==== INFORMATION SUPPLIED ====

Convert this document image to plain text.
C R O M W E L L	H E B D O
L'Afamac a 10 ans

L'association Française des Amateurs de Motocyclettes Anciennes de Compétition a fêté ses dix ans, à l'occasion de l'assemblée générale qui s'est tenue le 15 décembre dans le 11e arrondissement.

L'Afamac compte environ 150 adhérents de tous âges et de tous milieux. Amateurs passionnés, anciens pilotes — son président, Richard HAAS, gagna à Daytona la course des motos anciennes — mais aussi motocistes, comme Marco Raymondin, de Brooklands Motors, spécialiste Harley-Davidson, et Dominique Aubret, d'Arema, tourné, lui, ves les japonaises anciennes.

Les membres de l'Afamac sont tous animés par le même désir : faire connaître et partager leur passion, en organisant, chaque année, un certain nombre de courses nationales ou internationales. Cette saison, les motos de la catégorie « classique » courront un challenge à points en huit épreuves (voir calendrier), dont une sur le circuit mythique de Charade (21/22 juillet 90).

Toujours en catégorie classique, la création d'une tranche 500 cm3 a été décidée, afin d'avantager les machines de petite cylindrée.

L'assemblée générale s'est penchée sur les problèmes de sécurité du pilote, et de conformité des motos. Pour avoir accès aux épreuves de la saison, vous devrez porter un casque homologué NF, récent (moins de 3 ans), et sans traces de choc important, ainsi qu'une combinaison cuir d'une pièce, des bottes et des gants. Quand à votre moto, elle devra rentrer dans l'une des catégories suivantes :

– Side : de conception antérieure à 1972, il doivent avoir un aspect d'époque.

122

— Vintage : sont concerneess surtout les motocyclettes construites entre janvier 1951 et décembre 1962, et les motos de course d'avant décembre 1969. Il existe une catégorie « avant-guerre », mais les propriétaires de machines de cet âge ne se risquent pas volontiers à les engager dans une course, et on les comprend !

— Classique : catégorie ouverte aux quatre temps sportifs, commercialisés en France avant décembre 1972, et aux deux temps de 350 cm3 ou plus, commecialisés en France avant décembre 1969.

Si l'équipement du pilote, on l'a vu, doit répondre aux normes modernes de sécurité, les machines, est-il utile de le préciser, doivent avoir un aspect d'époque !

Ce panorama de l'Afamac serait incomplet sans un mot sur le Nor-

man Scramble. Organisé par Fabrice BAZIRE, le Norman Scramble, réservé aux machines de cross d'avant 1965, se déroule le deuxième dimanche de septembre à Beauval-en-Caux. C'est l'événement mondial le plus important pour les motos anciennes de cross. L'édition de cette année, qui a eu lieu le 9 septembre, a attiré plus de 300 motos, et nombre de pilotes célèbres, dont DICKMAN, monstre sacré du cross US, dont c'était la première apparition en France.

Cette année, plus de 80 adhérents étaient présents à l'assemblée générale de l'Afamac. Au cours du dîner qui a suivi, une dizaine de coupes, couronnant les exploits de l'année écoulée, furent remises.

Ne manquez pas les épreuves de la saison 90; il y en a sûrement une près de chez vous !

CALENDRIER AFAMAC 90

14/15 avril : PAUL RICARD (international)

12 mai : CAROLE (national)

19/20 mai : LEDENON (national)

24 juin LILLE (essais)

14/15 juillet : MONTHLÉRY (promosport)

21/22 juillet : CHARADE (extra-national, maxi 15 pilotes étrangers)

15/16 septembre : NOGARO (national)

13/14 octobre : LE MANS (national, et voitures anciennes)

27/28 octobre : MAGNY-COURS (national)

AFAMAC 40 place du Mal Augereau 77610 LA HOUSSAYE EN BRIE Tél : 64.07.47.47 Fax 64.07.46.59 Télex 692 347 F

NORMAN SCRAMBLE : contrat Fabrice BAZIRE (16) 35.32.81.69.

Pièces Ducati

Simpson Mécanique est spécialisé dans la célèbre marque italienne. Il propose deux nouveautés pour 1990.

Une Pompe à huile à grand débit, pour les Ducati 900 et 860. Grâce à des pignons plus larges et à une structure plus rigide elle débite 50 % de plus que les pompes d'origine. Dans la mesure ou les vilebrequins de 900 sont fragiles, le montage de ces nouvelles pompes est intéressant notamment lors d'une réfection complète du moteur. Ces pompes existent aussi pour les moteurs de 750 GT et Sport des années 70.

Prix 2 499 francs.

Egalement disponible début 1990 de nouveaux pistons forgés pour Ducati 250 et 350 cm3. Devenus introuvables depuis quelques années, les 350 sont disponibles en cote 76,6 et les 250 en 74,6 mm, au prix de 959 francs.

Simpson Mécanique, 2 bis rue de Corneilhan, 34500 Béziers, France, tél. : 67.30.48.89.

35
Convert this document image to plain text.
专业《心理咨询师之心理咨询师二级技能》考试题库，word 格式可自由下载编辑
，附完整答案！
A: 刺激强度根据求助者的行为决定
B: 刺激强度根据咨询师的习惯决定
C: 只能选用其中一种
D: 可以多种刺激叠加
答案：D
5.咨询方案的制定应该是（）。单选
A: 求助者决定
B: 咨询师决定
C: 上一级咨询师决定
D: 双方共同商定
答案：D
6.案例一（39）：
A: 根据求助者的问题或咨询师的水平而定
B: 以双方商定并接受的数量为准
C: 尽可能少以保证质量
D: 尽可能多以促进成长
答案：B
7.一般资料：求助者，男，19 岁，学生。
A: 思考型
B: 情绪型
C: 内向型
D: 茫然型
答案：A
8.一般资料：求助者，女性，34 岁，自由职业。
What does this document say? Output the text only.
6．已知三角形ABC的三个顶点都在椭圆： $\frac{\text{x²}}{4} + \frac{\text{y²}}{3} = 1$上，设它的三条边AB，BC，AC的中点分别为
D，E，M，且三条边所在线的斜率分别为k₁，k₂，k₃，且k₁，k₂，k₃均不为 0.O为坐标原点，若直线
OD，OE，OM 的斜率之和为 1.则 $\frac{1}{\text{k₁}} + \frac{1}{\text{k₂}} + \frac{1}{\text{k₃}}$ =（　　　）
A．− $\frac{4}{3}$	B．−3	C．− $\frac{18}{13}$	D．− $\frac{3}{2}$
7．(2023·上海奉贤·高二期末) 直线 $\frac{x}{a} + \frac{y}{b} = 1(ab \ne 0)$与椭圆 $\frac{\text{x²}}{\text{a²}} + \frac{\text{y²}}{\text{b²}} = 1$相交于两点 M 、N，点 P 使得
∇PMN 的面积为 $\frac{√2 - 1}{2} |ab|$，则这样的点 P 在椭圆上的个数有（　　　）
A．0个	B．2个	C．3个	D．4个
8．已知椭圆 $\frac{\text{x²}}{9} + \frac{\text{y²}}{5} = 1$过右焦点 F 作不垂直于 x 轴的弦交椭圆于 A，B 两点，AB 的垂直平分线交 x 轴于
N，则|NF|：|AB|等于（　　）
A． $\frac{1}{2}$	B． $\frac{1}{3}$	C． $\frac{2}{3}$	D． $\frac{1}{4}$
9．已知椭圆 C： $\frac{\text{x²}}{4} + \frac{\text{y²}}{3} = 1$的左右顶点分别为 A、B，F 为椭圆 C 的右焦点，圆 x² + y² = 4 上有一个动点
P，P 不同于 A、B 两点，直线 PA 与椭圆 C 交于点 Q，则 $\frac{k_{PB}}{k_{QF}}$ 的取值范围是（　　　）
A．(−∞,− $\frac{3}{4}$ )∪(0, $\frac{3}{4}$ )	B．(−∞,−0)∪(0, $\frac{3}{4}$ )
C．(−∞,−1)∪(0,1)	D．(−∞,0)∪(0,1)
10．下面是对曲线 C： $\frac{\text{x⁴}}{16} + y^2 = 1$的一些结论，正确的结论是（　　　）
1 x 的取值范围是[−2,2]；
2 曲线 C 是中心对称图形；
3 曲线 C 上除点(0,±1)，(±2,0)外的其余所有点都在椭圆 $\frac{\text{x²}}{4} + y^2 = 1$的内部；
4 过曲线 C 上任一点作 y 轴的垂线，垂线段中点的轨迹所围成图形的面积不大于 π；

====

● TO BE DONE: Pull out each line containing the word "aspect" and copy it.

● SOLUTION TO THE PROBLEM:
– Side : de conception antérieure à 1972, il doivent avoir un aspect d'époque.
Si l'équipement du pilote, on l'a vu, doit répondre aux normes modernes de sécurité, les machines, est-il utile de le préciser, doivent avoir un aspect d'époque !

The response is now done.